● OBJECTIVE: For each line below that contains the string "Prices", copy that line.

• • • •

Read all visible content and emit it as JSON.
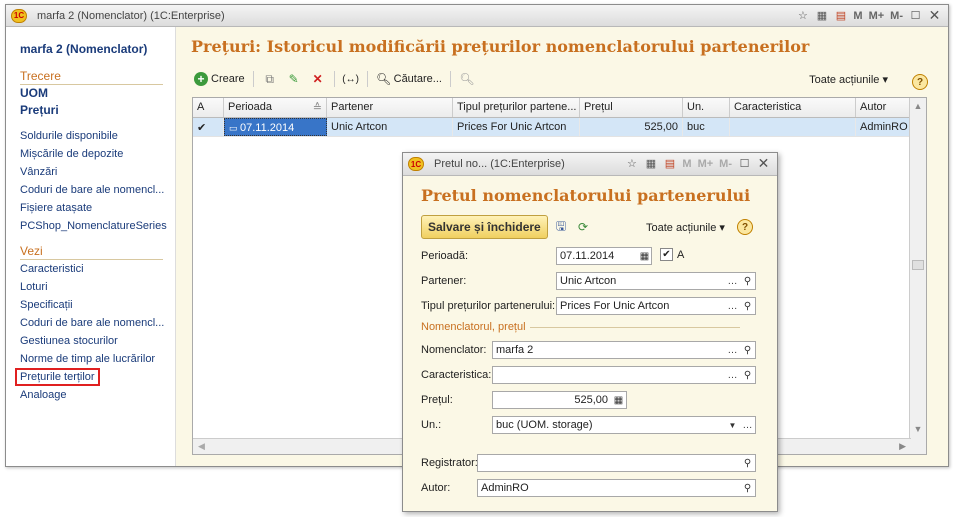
{
  "main_window": {
    "title": "marfa 2 (Nomenclator)   (1C:Enterprise)",
    "title_buttons": [
      "M",
      "M+",
      "M-"
    ]
  },
  "sidebar": {
    "header": "marfa 2 (Nomenclator)",
    "section_goto": "Trecere",
    "bold_items": [
      "UOM",
      "Prețuri"
    ],
    "items_goto": [
      "Soldurile disponibile",
      "Mișcările de depozite",
      "Vânzări",
      "Coduri de bare ale nomencl...",
      "Fișiere atașate",
      "PCShop_NomenclatureSeries"
    ],
    "section_see": "Vezi",
    "items_see": [
      "Caracteristici",
      "Loturi",
      "Specificații",
      "Coduri de bare ale nomencl...",
      "Gestiunea stocurilor",
      "Norme de timp ale lucrărilor",
      "Prețurile terților",
      "Analoage"
    ]
  },
  "main": {
    "title": "Prețuri: Istoricul modificării prețurilor nomenclatorului partenerilor",
    "toolbar": {
      "create": "Creare",
      "search": "Căutare...",
      "all_actions": "Toate acțiunile"
    },
    "columns": [
      "A",
      "Perioada",
      "Partener",
      "Tipul  prețurilor partene...",
      "Prețul",
      "Un.",
      "Caracteristica",
      "Autor"
    ],
    "rows": [
      {
        "active": "✔",
        "period": "07.11.2014",
        "partner": "Unic Artcon",
        "price_type": "Prices For Unic Artcon",
        "price": "525,00",
        "unit": "buc",
        "characteristic": "",
        "author": "AdminRO"
      }
    ]
  },
  "dialog": {
    "window_title": "Pretul no...   (1C:Enterprise)",
    "title": "Pretul nomenclatorului partenerului",
    "save_close": "Salvare și închidere",
    "all_actions": "Toate acțiunile",
    "labels": {
      "period": "Perioadă:",
      "partner": "Partener:",
      "price_type": "Tipul  prețurilor partenerului:",
      "group": "Nomenclatorul, prețul",
      "nomenclature": "Nomenclator:",
      "characteristic": "Caracteristica:",
      "price": "Prețul:",
      "unit": "Un.:",
      "registrar": "Registrator:",
      "author": "Autor:"
    },
    "values": {
      "period": "07.11.2014",
      "active_label": "A",
      "partner": "Unic Artcon",
      "price_type": "Prices For Unic Artcon",
      "nomenclature": "marfa 2",
      "characteristic": "",
      "price": "525,00",
      "unit": "buc (UOM. storage)",
      "registrar": "",
      "author": "AdminRO"
    }
  },
  "colors": {
    "accent_orange": "#c87020",
    "link_blue": "#1a3b7a",
    "highlight_red": "#e02020",
    "selected_row": "#d4e6f7",
    "bg_cream": "#fbf8e6"
  }
}
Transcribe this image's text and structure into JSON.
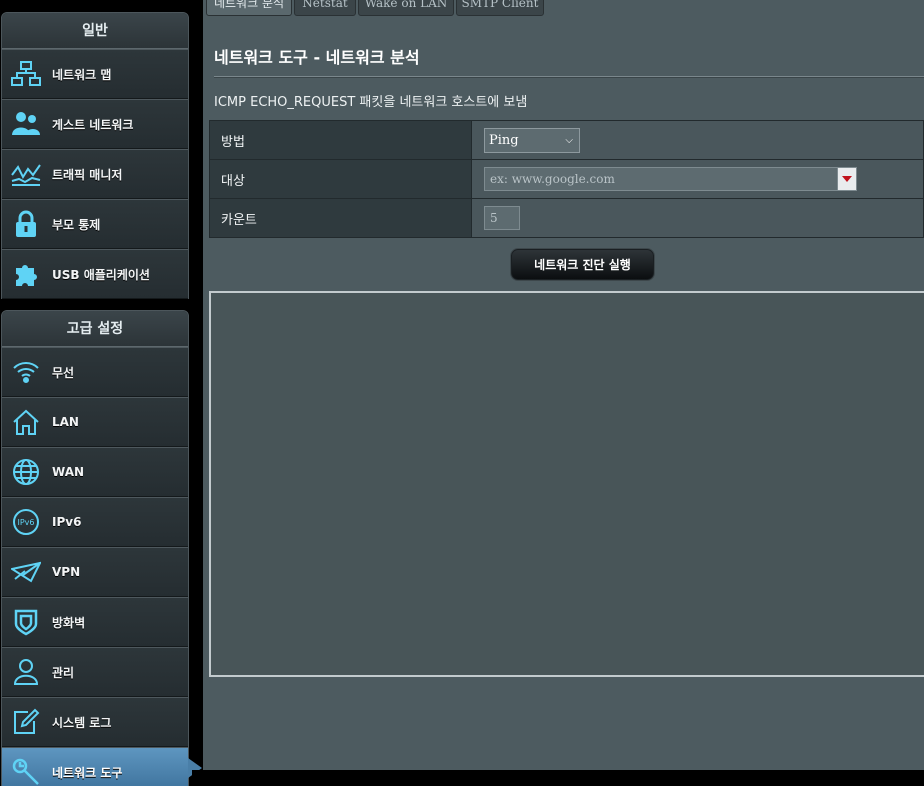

• • • •

● RESULT FOR THIS EXERCISE:
        "price_type": "Prices For Unic Artcon",
      "price_type": "Prices For Unic Artcon",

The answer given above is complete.